# DIRECTIONS:
Extract each line bearing the word "coordinated".

# DATA FOR PROCESSING:

━━━━

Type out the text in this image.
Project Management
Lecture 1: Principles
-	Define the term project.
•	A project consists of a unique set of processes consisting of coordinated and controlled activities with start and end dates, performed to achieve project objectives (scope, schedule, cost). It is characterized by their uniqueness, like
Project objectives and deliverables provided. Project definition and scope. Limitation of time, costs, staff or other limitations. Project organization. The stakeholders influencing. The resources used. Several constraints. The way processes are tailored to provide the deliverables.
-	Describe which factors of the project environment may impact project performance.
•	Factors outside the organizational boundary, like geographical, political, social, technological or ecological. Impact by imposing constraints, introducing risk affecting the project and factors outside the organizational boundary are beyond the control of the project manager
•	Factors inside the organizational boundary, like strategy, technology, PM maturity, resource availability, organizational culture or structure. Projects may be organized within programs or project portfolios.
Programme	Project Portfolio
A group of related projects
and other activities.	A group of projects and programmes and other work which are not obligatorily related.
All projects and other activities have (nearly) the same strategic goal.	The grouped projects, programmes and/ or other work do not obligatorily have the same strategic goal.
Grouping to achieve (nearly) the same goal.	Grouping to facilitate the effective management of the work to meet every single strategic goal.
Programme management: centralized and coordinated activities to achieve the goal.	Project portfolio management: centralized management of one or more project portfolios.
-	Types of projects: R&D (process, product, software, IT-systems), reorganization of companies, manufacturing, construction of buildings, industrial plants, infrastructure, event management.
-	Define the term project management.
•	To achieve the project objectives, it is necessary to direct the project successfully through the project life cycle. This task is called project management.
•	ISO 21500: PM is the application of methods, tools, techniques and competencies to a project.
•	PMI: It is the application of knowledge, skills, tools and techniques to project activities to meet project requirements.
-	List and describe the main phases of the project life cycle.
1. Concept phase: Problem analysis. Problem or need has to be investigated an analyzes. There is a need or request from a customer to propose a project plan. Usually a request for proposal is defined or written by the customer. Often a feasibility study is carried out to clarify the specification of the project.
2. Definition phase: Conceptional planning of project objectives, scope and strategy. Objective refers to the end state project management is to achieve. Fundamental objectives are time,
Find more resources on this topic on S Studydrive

━━━━

# FINISHED ANSWER:
•	A project consists of a unique set of processes consisting of coordinated and controlled activities with start and end dates, performed to achieve project objectives (scope, schedule, cost). It is characterized by their uniqueness, like
Programme management: centralized and coordinated activities to achieve the goal.	Project portfolio management: centralized management of one or more project portfolios.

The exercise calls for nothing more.